### GIVEN REQUEST A
Rewrite each line of the rows that follow the text below as a JSON list of strings, one string per line, leaving out blank lines.

### SOURCE TEXT
··········

>>> In my view, the slow pace of new discoveries in fundamental physics is to a large extent the natural outcome of our earlier, spectacular success. It’s been hard to make improvements. Patience may be required.
One of my favorite analogies is that it took humanity more than 1000 years to invent algebra. Now we teach it to schoolchildren.
The lesson is that no matter how proud we are of our progress in a field, the next problem might just be a stumper, and we have no idea how long it will take to solve.
Sometimes I like to bring up the lesson of algebra when talking with managers about project estimates. ;-)
An analogy would be psychology. The evolutionary path our brains took to develop to their current state is ... ugly. Why should things be different in physics?
There's two different things called physics: first there's the set of concepts, equations, techniques, and models that we as humans use to understand the world. Second, there's the way the actual physical world works.
As a human endeavor to have our brains predict things about the physical world, physics has to "run" on the human brain. In that sense, evolution shapes the physics that humans can conceive and understand. Evolution doesn't change what actually happens physically, so it doesn't affect physics that way.
The tricky part is that your first "physics" (human models) is also a part of the physical world. The human concepts and equations affect what humans do, which changes the physical world. There's a bit of a feedback loop.
Concepts, ideas, equations and models absolutely do change the world, in a very real and physical sense. They do not (probably) affect the fundamental laws of physics, though.
A good example of such a feedback loop are computers. It is impossible to think of modern physics without them, on the experimental side at least.
Another example are computers themselves. You can't build computers without computers, so they are already kind of building themselves, with us humans using as evolutionary slaves/hosts.

··········

### MATERIAL FOR THIS TASK
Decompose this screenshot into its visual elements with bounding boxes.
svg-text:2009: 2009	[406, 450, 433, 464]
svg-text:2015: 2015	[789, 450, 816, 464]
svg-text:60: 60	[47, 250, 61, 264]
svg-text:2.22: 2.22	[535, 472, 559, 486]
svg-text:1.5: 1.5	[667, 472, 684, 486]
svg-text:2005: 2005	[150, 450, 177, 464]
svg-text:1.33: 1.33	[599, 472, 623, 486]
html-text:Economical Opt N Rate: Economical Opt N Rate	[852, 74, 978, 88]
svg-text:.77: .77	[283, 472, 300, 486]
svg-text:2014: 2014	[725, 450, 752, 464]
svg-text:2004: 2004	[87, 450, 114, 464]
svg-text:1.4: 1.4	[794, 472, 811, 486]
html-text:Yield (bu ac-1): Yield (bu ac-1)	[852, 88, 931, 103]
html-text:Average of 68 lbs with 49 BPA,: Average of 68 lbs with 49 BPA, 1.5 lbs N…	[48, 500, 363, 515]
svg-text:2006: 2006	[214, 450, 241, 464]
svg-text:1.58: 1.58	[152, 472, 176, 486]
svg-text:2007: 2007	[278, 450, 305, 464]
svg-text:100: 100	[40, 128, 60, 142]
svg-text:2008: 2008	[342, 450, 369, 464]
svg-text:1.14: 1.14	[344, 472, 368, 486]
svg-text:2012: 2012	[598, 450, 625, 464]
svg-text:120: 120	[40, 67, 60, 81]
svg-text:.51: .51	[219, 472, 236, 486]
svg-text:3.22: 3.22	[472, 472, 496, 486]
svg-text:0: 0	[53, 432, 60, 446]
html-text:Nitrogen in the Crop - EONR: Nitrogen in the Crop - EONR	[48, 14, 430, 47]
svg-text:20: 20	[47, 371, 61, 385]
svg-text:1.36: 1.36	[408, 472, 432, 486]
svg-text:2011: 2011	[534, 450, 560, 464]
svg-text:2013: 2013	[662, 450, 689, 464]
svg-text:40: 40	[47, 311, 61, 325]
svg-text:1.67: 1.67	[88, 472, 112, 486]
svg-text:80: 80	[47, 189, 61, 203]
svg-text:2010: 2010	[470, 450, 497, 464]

··········

### GIVEN REQUEST B
Repeat word for word the part of the physics text above that opens with the words containing "Sometimes I like" and closes with "physics that way.".

### EXERCISE SOLUTION A
[
  "Decompose this screenshot into its visual elements with bounding boxes.",
  "svg-text:2009: 2009\t[406, 450, 433, 464]",
  "svg-text:2015: 2015\t[789, 450, 816, 464]",
  "svg-text:60: 60\t[47, 250, 61, 264]",
  "svg-text:2.22: 2.22\t[535, 472, 559, 486]",
  "svg-text:1.5: 1.5\t[667, 472, 684, 486]",
  "svg-text:2005: 2005\t[150, 450, 177, 464]",
  "svg-text:1.33: 1.33\t[599, 472, 623, 486]",
  "html-text:Economical Opt N Rate: Economical Opt N Rate\t[852, 74, 978, 88]",
  "svg-text:.77: .77\t[283, 472, 300, 486]",
  "svg-text:2014: 2014\t[725, 450, 752, 464]",
  "svg-text:2004: 2004\t[87, 450, 114, 464]",
  "svg-text:1.4: 1.4\t[794, 472, 811, 486]",
  "html-text:Yield (bu ac-1): Yield (bu ac-1)\t[852, 88, 931, 103]",
  "html-text:Average of 68 lbs with 49 BPA,: Average of 68 lbs with 49 BPA, 1.5 lbs N…\t[48, 500, 363, 515]",
  "svg-text:2006: 2006\t[214, 450, 241, 464]",
  "svg-text:1.58: 1.58\t[152, 472, 176, 486]",
  "svg-text:2007: 2007\t[278, 450, 305, 464]",
  "svg-text:100: 100\t[40, 128, 60, 142]",
  "svg-text:2008: 2008\t[342, 450, 369, 464]",
  "svg-text:1.14: 1.14\t[344, 472, 368, 486]",
  "svg-text:2012: 2012\t[598, 450, 625, 464]",
  "svg-text:120: 120\t[40, 67, 60, 81]",
  "svg-text:.51: .51\t[219, 472, 236, 486]",
  "svg-text:3.22: 3.22\t[472, 472, 496, 486]",
  "svg-text:0: 0\t[53, 432, 60, 446]",
  "html-text:Nitrogen in the Crop - EONR: Nitrogen in the Crop - EONR\t[48, 14, 430, 47]",
  "svg-text:20: 20\t[47, 371, 61, 385]",
  "svg-text:1.36: 1.36\t[408, 472, 432, 486]",
  "svg-text:2011: 2011\t[534, 450, 560, 464]",
  "svg-text:2013: 2013\t[662, 450, 689, 464]",
  "svg-text:40: 40\t[47, 311, 61, 325]",
  "svg-text:1.67: 1.67\t[88, 472, 112, 486]",
  "svg-text:80: 80\t[47, 189, 61, 203]",
  "svg-text:2010: 2010\t[470, 450, 497, 464]"
]

### EXERCISE SOLUTION B
Sometimes I like to bring up the lesson of algebra when talking with managers about project estimates. ;-)
An analogy would be psychology. The evolutionary path our brains took to develop to their current state is ... ugly. Why should things be different in physics?
There's two different things called physics: first there's the set of concepts, equations, techniques, and models that we as humans use to understand the world. Second, there's the way the actual physical world works.
As a human endeavor to have our brains predict things about the physical world, physics has to "run" on the human brain. In that sense, evolution shapes the physics that humans can conceive and understand. Evolution doesn't change what actually happens physically, so it doesn't affect physics that way.